### EXERCISE DETAILS
Find the lines that contain the word "mean" and copy each one.

### Items listed in a dataset
+ + + + +

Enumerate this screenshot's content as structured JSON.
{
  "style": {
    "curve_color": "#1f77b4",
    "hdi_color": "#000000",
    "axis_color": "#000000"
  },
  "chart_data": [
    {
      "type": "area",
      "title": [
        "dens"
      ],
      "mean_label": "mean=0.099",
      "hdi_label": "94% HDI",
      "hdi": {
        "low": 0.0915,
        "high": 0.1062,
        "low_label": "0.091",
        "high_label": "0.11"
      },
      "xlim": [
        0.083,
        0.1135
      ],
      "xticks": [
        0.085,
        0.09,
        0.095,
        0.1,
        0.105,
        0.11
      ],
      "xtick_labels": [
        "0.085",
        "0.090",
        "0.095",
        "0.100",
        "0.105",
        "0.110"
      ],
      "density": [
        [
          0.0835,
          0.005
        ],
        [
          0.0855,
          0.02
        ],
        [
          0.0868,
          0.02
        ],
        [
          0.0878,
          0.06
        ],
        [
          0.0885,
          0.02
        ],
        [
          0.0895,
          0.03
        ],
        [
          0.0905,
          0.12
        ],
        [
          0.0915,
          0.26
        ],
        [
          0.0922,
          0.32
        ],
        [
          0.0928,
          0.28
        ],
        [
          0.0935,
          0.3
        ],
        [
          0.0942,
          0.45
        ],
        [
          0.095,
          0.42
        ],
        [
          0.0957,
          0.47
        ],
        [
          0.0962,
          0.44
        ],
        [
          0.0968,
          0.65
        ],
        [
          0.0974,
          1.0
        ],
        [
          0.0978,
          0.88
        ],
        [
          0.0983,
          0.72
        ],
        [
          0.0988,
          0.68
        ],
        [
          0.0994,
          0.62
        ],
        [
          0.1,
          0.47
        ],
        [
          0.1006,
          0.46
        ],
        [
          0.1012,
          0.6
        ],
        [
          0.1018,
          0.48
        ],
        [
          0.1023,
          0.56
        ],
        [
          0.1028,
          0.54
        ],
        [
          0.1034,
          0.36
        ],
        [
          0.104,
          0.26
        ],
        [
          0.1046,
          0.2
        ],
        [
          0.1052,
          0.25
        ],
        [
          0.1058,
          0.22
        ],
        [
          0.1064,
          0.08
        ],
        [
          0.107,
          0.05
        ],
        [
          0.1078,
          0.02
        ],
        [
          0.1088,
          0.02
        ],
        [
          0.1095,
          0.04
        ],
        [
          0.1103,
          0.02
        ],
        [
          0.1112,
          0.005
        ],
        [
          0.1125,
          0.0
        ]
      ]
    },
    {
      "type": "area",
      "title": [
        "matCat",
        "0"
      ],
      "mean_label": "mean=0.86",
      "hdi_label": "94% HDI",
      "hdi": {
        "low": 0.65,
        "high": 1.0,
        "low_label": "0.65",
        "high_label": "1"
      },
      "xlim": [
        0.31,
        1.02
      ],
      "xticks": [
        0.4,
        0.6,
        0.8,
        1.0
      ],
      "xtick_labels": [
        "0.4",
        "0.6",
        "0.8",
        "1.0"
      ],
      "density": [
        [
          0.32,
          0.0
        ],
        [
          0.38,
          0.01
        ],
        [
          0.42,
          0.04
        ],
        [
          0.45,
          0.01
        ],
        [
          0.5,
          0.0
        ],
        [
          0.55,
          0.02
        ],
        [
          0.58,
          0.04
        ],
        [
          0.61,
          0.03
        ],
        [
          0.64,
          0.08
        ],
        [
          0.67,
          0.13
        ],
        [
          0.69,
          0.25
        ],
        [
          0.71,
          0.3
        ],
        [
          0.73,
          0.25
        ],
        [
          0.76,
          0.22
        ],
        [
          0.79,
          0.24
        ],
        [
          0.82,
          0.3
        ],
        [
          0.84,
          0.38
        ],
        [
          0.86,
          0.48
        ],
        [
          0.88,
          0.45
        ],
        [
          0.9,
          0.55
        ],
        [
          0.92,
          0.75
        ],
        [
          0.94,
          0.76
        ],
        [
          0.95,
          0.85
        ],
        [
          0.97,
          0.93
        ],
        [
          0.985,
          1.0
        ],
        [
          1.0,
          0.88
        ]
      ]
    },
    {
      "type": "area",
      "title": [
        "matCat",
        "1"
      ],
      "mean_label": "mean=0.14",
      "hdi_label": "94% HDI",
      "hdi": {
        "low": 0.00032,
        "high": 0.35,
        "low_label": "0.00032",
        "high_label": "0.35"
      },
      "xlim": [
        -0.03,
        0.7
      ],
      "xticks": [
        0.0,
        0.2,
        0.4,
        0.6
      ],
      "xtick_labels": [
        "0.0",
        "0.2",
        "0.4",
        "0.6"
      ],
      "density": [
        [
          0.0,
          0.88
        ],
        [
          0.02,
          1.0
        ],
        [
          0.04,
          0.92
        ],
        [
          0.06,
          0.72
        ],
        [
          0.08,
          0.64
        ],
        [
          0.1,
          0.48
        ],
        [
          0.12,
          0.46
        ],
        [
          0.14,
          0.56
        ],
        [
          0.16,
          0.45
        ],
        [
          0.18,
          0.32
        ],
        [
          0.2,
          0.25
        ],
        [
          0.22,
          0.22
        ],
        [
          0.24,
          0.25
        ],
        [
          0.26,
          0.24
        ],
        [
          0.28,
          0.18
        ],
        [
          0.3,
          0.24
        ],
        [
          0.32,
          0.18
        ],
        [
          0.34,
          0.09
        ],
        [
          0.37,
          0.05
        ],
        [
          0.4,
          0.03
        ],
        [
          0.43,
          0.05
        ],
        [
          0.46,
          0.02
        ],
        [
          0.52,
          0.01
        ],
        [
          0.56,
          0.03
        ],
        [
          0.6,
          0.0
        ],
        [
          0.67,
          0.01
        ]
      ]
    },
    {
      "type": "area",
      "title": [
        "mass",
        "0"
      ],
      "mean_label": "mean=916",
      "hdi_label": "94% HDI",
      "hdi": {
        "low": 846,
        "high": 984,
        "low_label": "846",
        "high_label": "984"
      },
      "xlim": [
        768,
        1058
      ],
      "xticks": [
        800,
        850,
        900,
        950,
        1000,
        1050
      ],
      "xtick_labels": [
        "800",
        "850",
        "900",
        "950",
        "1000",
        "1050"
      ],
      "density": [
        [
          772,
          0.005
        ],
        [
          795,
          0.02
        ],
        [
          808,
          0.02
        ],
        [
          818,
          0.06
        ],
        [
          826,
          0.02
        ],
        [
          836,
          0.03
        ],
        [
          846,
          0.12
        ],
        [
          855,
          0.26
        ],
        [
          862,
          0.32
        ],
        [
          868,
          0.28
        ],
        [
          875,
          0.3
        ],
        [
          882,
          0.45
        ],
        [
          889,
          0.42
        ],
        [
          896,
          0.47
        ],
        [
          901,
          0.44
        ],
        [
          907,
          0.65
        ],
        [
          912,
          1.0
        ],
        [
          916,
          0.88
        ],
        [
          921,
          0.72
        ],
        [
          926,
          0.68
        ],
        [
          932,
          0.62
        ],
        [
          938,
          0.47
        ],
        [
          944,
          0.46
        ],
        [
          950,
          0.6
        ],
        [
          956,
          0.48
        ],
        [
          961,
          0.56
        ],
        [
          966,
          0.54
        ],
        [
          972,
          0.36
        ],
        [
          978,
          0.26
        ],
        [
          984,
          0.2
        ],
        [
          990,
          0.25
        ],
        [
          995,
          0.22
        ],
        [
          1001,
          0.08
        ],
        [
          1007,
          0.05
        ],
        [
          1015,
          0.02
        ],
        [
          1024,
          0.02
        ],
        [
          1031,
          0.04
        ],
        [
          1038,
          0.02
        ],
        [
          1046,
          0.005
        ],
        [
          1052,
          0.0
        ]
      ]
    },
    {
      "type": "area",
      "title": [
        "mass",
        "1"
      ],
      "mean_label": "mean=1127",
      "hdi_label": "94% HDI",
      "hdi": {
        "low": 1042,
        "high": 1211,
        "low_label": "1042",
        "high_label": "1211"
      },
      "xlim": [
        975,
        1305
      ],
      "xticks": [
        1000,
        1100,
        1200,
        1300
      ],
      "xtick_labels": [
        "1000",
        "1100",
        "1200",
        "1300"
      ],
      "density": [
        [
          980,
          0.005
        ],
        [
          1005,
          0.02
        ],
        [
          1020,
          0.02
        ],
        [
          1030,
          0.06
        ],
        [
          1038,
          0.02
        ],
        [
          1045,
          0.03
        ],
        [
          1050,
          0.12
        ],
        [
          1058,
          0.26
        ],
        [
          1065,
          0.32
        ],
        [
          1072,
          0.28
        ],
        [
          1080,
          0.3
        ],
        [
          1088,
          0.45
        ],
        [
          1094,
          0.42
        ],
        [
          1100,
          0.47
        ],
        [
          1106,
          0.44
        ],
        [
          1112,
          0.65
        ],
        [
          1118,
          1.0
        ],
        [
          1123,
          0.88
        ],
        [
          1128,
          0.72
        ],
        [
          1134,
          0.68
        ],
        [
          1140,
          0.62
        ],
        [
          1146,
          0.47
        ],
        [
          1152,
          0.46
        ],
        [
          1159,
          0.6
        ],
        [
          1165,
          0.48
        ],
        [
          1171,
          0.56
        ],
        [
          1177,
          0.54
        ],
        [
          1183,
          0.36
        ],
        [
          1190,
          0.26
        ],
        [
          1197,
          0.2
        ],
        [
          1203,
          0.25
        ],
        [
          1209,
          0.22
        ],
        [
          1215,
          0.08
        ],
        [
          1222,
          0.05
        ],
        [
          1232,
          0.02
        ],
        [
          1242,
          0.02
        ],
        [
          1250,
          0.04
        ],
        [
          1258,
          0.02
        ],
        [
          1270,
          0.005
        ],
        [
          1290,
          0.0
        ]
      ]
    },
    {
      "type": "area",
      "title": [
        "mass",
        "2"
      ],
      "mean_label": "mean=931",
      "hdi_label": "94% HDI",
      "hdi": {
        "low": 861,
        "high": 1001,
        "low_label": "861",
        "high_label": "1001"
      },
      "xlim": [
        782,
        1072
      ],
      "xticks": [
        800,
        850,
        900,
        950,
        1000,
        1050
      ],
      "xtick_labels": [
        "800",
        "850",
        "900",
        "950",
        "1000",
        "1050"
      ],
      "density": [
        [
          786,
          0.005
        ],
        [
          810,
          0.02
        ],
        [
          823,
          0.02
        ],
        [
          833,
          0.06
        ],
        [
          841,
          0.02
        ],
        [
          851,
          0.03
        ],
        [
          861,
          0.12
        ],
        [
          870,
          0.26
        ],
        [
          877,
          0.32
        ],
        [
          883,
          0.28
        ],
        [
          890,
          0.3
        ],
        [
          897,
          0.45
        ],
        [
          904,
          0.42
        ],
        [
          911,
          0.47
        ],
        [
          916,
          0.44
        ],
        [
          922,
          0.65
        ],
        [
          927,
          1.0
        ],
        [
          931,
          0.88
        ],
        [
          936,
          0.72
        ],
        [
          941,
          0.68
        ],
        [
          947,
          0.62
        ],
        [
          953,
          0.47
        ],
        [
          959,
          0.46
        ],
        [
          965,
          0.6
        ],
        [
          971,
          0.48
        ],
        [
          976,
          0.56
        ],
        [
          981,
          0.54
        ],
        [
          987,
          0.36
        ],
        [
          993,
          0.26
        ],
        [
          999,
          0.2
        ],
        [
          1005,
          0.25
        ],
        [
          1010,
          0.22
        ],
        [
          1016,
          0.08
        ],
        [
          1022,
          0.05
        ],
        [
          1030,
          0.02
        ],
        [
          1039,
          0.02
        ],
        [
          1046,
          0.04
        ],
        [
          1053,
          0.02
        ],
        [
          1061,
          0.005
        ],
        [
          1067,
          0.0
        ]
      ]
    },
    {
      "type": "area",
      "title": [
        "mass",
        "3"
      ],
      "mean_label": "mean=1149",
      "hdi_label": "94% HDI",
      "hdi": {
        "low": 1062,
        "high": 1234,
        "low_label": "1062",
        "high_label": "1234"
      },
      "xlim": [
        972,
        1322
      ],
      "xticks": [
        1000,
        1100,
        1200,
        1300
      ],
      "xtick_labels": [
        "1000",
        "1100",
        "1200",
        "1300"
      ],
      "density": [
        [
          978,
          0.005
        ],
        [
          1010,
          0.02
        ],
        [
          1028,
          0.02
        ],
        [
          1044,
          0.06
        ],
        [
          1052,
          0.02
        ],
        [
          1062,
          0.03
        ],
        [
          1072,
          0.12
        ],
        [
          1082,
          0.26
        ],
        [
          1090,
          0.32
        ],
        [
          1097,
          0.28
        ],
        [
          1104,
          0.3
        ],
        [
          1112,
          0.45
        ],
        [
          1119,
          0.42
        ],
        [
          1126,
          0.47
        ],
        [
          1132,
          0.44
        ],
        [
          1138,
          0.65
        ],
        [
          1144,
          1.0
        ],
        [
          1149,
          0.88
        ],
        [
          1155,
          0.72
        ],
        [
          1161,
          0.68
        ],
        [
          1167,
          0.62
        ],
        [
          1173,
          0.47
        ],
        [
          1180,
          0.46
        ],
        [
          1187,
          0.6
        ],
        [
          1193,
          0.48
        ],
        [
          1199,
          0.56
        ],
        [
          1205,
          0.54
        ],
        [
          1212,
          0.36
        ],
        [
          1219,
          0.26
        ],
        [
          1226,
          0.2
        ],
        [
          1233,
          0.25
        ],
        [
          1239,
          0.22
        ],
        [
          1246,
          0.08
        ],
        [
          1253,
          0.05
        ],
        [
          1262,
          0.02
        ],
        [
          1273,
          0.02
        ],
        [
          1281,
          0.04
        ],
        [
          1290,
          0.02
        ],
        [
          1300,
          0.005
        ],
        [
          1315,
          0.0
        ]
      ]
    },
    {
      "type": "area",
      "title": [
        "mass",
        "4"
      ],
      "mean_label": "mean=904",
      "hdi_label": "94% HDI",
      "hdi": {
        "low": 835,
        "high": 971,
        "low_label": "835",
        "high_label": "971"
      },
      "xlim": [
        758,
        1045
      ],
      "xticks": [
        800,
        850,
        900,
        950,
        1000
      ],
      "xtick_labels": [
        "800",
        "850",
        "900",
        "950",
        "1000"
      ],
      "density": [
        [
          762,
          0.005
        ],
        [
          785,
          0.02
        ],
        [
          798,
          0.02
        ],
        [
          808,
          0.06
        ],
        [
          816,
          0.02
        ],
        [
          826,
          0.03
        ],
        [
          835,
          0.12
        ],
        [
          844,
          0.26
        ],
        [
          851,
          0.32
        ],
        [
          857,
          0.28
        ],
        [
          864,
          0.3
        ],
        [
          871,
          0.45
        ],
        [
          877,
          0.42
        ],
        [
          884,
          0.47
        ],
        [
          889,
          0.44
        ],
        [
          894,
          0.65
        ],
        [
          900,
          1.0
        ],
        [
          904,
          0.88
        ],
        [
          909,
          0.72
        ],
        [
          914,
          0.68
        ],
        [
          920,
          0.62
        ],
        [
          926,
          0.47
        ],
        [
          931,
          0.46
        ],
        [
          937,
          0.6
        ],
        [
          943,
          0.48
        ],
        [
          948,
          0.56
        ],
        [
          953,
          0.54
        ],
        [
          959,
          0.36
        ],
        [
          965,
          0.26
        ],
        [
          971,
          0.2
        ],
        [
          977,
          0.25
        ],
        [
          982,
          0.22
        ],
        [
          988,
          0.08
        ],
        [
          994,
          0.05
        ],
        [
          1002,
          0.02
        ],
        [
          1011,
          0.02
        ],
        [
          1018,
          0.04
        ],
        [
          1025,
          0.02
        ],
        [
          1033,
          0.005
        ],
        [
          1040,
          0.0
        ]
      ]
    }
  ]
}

+ + + + +

### RESPONSE FOR THIS EXERCISE
      "mean_label": "mean=0.099",
      "mean_label": "mean=0.86",
      "mean_label": "mean=0.14",
      "mean_label": "mean=916",
      "mean_label": "mean=1127",
      "mean_label": "mean=931",
      "mean_label": "mean=1149",
      "mean_label": "mean=904",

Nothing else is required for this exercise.